## Set task 1
Lay out the entries as a Markdown table with two columns, Row and Content. Start at the first line of the entries and stop after the line that contains "tile-border-top (585, 405, 796, 418)", numbering each line and leaving out blank ones.

## Text extract

[START]

Several other reports of the song Jenny Jones performed at concerts, Eisteddfodau etc.

Mr. Llewelyn Williams having performed on the harp the air of “Jenny Jones” with variations,
The Cardiff and Merthyr Guardian Glamorgan Monmouth and Brecon Gazette, 20th March 1847

1847 Capel Curig
Madam Vestris and Mr Charles Mathews, the celebrated actors, have been in the habit of visiting this romantic place and making a long stay every summer. It was here that they composed the admired song, Jenny Jones.
Anon, The Cambrian Tourist Guide and Companion, containing a concise account and description of North Wales: chiefly in the counties of Merioneth and Caernarvon with their various Antiquities, Mountains, Lakes, Waterfalls, Towns, Principal Inns, Roads, etc. (1847), p. 119 [and other versions of the guide?]

Jane Jones (subsequently referred to as Jenny Jones) was a wet nurse to Prince Arthur.

Harp solo, Jenny Jones, played.
North Wales Chronicle, September 18, 1851

You must know something of the Vale of Llangollen, so famed for its young and beautiful Jenny Jones the maid of Llangollen celebrated in song.
Letter from Thomas Jevons to his son W.S. Jevons, Llangollen, 17th June, 1855
R.D. Collison Black, (ed) Papers and Correspondence of William Stanley Jevons: Volume 2, (1973, 1985), p. 153

Singer dressed as Jenny Jones
North Wales Chronicle (Bangor, Wales), Saturday, October 2, 1858

Y mae hon wrth y drws. Bydd yn un ogoneddus. Y mae yn ddiau yr ymwel llawero filoedd a’r lle. Y mae yno atyniad mawr. Llangollen yw cartref “Sweet Jenny Jones,” a dyma ‘Ddyffryn St. Dewi,” pur harddwch ein gwlad.’ Deallwn fod llu mawr yn bwriadu myned o’r parthan hyn yno. Ai nid oes neb fentra gyiuno i redeg trains rhad yno? Fe dalai yr anturiaeth yn gampus.

[END]

## Set task 2
Can you reproduce the text about the song Jenny Jones word for word, in full?

## Provided entries
[START]

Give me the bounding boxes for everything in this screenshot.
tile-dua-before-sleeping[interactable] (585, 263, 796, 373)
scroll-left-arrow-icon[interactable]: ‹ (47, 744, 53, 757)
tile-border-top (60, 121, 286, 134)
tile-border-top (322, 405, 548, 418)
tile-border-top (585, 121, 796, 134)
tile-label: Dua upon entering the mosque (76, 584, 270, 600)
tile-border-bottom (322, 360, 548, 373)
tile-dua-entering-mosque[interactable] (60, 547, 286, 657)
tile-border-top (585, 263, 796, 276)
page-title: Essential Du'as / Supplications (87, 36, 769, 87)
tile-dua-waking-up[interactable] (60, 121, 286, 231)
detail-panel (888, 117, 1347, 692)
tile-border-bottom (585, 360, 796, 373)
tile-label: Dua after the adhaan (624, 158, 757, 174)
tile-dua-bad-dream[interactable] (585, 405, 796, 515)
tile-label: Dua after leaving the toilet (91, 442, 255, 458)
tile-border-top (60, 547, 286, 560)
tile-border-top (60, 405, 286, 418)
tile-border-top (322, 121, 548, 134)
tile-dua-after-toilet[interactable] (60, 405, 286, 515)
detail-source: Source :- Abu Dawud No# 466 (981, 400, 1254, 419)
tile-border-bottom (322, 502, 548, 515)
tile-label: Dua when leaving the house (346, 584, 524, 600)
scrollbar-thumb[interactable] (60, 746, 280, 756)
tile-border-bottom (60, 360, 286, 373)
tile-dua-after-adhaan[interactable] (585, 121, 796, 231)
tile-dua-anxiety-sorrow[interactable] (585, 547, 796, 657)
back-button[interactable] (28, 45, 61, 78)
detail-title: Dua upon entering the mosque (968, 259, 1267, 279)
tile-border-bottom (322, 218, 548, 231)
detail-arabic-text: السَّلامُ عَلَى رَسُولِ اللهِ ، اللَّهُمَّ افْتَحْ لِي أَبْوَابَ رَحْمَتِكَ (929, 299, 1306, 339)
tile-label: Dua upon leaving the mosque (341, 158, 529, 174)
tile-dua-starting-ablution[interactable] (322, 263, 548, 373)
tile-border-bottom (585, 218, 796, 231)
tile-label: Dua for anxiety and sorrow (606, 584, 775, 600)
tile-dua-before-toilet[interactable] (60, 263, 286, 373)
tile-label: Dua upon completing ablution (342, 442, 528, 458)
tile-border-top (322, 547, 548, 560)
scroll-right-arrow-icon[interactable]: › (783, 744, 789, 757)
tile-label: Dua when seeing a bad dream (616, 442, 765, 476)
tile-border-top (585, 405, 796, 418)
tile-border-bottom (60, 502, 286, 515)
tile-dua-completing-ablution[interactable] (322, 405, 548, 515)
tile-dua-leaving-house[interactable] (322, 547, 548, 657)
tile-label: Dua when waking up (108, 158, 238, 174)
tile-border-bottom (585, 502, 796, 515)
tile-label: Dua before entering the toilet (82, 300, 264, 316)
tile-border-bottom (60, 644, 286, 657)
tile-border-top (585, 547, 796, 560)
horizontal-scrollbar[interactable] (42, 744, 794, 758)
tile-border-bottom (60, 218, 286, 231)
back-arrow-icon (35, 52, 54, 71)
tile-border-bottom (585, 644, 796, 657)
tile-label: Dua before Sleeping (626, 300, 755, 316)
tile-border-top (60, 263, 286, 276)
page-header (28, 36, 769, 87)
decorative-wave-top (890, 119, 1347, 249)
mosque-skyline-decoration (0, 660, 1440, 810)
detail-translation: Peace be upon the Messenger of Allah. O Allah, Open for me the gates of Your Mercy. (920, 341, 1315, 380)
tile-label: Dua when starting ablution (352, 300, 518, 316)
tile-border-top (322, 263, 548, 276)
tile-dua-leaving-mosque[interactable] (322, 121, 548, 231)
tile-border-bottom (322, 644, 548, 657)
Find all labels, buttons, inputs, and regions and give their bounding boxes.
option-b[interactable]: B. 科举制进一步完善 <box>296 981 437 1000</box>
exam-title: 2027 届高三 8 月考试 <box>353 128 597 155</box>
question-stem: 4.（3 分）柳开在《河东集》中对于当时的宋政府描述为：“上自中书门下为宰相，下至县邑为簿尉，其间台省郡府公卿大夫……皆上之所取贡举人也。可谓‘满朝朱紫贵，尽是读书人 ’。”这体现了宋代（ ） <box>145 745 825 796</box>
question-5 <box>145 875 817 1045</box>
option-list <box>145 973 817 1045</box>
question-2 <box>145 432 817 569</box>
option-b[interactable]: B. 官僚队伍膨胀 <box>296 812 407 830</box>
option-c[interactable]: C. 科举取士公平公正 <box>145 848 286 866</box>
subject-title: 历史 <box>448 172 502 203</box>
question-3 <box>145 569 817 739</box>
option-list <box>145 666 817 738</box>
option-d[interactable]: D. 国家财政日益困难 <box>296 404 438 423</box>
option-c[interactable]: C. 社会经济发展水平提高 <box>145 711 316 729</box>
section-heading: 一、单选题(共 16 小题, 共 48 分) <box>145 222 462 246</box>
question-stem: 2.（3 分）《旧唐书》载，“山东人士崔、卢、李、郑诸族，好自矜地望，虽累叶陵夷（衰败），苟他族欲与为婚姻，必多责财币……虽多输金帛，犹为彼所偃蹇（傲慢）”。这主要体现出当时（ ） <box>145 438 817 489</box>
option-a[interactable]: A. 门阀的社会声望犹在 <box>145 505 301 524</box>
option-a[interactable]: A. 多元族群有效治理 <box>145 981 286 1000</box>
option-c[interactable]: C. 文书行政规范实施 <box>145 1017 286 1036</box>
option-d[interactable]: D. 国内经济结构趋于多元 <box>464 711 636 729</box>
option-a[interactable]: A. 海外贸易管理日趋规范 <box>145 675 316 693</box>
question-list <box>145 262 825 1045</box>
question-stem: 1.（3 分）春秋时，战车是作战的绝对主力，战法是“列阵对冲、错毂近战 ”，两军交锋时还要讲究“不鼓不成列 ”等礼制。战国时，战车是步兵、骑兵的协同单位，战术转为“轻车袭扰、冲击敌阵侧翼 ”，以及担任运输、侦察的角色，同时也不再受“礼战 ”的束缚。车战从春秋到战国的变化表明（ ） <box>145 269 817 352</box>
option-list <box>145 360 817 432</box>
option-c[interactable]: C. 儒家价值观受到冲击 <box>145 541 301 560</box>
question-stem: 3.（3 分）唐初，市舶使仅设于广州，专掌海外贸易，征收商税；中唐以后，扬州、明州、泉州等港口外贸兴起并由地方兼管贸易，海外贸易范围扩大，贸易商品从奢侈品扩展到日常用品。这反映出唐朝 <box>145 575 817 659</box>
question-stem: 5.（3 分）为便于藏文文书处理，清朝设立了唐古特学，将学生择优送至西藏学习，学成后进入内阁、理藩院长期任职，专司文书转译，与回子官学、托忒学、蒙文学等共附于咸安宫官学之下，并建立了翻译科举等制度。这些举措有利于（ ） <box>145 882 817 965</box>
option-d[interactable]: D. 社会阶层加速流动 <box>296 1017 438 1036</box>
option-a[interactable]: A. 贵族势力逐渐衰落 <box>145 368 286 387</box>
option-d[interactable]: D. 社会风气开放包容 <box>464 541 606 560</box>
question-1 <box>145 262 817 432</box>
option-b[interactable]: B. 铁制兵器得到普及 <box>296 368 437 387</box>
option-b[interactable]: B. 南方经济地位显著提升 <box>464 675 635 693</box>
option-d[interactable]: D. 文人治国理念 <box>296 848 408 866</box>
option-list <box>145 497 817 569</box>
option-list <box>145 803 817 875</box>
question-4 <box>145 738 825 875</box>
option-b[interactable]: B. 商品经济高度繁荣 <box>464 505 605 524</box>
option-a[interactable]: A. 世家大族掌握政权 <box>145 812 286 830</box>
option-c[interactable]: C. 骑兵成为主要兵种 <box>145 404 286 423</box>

[END]

## Full solution 1
| Row | Content |
|---|---|
| 1 | Give me the bounding boxes for everything in this screenshot. |
| 2 | tile-dua-before-sleeping[interactable] (585, 263, 796, 373) |
| 3 | scroll-left-arrow-icon[interactable]: ‹ (47, 744, 53, 757) |
| 4 | tile-border-top (60, 121, 286, 134) |
| 5 | tile-border-top (322, 405, 548, 418) |
| 6 | tile-border-top (585, 121, 796, 134) |
| 7 | tile-label: Dua upon entering the mosque (76, 584, 270, 600) |
| 8 | tile-border-bottom (322, 360, 548, 373) |
| 9 | tile-dua-entering-mosque[interactable] (60, 547, 286, 657) |
| 10 | tile-border-top (585, 263, 796, 276) |
| 11 | page-title: Essential Du'as / Supplications (87, 36, 769, 87) |
| 12 | tile-dua-waking-up[interactable] (60, 121, 286, 231) |
| 13 | detail-panel (888, 117, 1347, 692) |
| 14 | tile-border-bottom (585, 360, 796, 373) |
| 15 | tile-label: Dua after the adhaan (624, 158, 757, 174) |
| 16 | tile-dua-bad-dream[interactable] (585, 405, 796, 515) |
| 17 | tile-label: Dua after leaving the toilet (91, 442, 255, 458) |
| 18 | tile-border-top (60, 547, 286, 560) |
| 19 | tile-border-top (60, 405, 286, 418) |
| 20 | tile-border-top (322, 121, 548, 134) |
| 21 | tile-dua-after-toilet[interactable] (60, 405, 286, 515) |
| 22 | detail-source: Source :- Abu Dawud No# 466 (981, 400, 1254, 419) |
| 23 | tile-border-bottom (322, 502, 548, 515) |
| 24 | tile-label: Dua when leaving the house (346, 584, 524, 600) |
| 25 | scrollbar-thumb[interactable] (60, 746, 280, 756) |
| 26 | tile-border-bottom (60, 360, 286, 373) |
| 27 | tile-dua-after-adhaan[interactable] (585, 121, 796, 231) |
| 28 | tile-dua-anxiety-sorrow[interactable] (585, 547, 796, 657) |
| 29 | back-button[interactable] (28, 45, 61, 78) |
| 30 | detail-title: Dua upon entering the mosque (968, 259, 1267, 279) |
| 31 | tile-border-bottom (322, 218, 548, 231) |
| 32 | detail-arabic-text: السَّلامُ عَلَى رَسُولِ اللهِ ، اللَّهُمَّ افْتَحْ لِي أَبْوَابَ رَحْمَتِكَ (929, 299, 1306, 339) |
| 33 | tile-label: Dua upon leaving the mosque (341, 158, 529, 174) |
| 34 | tile-dua-starting-ablution[interactable] (322, 263, 548, 373) |
| 35 | tile-border-bottom (585, 218, 796, 231) |
| 36 | tile-label: Dua for anxiety and sorrow (606, 584, 775, 600) |
| 37 | tile-dua-before-toilet[interactable] (60, 263, 286, 373) |
| 38 | tile-label: Dua upon completing ablution (342, 442, 528, 458) |
| 39 | tile-border-top (322, 547, 548, 560) |
| 40 | scroll-right-arrow-icon[interactable]: › (783, 744, 789, 757) |
| 41 | tile-label: Dua when seeing a bad dream (616, 442, 765, 476) |
| 42 | tile-border-top (585, 405, 796, 418) |

## Full solution 2
Several other reports of the song Jenny Jones performed at concerts, Eisteddfodau etc.

Mr. Llewelyn Williams having performed on the harp the air of “Jenny Jones” with variations,
The Cardiff and Merthyr Guardian Glamorgan Monmouth and Brecon Gazette, 20th March 1847

1847 Capel Curig
Madam Vestris and Mr Charles Mathews, the celebrated actors, have been in the habit of visiting this romantic place and making a long stay every summer. It was here that they composed the admired song, Jenny Jones.
Anon, The Cambrian Tourist Guide and Companion, containing a concise account and description of North Wales: chiefly in the counties of Merioneth and Caernarvon with their various Antiquities, Mountains, Lakes, Waterfalls, Towns, Principal Inns, Roads, etc. (1847), p. 119 [and other versions of the guide?]

Jane Jones (subsequently referred to as Jenny Jones) was a wet nurse to Prince Arthur.

Harp solo, Jenny Jones, played.
North Wales Chronicle, September 18, 1851

You must know something of the Vale of Llangollen, so famed for its young and beautiful Jenny Jones the maid of Llangollen celebrated in song.
Letter from Thomas Jevons to his son W.S. Jevons, Llangollen, 17th June, 1855
R.D. Collison Black, (ed) Papers and Correspondence of William Stanley Jevons: Volume 2, (1973, 1985), p. 153

Singer dressed as Jenny Jones
North Wales Chronicle (Bangor, Wales), Saturday, October 2, 1858

Y mae hon wrth y drws. Bydd yn un ogoneddus. Y mae yn ddiau yr ymwel llawero filoedd a’r lle. Y mae yno atyniad mawr. Llangollen yw cartref “Sweet Jenny Jones,” a dyma ‘Ddyffryn St. Dewi,” pur harddwch ein gwlad.’ Deallwn fod llu mawr yn bwriadu myned o’r parthan hyn yno. Ai nid oes neb fentra gyiuno i redeg trains rhad yno? Fe dalai yr anturiaeth yn gampus.